## What to produce
Pictures don't belong in the copy; print all the records exactly.

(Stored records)
^^^^

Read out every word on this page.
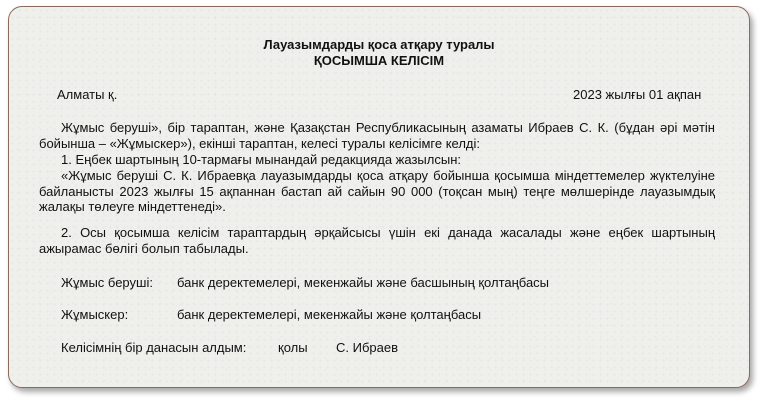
Лауазымдарды қоса атқару туралы
ҚОСЫМША КЕЛІСІМ
Алматы қ.	2023 жылғы 01 ақпан
Жұмыс беруші», бір тараптан, және Қазақстан Республикасының азаматы Ибраев С. К. (бұдан әрі мәтін бойынша – «Жұмыскер»), екінші тараптан, келесі туралы келісімге келді:
1. Еңбек шартының 10-тармағы мынандай редакцияда жазылсын:
«Жұмыс беруші С. К. Ибраевқа лауазымдарды қоса атқару бойынша қосымша міндеттемелер жүктелуіне байланысты 2023 жылғы 15 ақпаннан бастап ай сайын 90 000 (тоқсан мың) теңге мөлшерінде лауазымдық жалақы төлеуге міндеттенеді».
2. Осы қосымша келісім тараптардың әрқайсысы үшін екі данада жасалады және еңбек шартының ажырамас бөлігі болып табылады.
Жұмыс беруші: банк деректемелері, мекенжайы және басшының қолтаңбасы
Жұмыскер:	банк деректемелері, мекенжайы және қолтаңбасы
Келісімнің бір данасын алдым: қолы С. Ибраев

^^^^

## Answer below
Read out every word on this page.
Лауазымдарды қоса атқару туралы
ҚОСЫМША КЕЛІСІМ
Алматы қ.	2023 жылғы 01 ақпан
Жұмыс беруші», бір тараптан, және Қазақстан Республикасының азаматы Ибраев С. К. (бұдан әрі мәтін бойынша – «Жұмыскер»), екінші тараптан, келесі туралы келісімге келді:
1. Еңбек шартының 10-тармағы мынандай редакцияда жазылсын:
«Жұмыс беруші С. К. Ибраевқа лауазымдарды қоса атқару бойынша қосымша міндеттемелер жүктелуіне байланысты 2023 жылғы 15 ақпаннан бастап ай сайын 90 000 (тоқсан мың) теңге мөлшерінде лауазымдық жалақы төлеуге міндеттенеді».
2. Осы қосымша келісім тараптардың әрқайсысы үшін екі данада жасалады және еңбек шартының ажырамас бөлігі болып табылады.
Жұмыс беруші: банк деректемелері, мекенжайы және басшының қолтаңбасы
Жұмыскер:	банк деректемелері, мекенжайы және қолтаңбасы
Келісімнің бір данасын алдым: қолы С. Ибраев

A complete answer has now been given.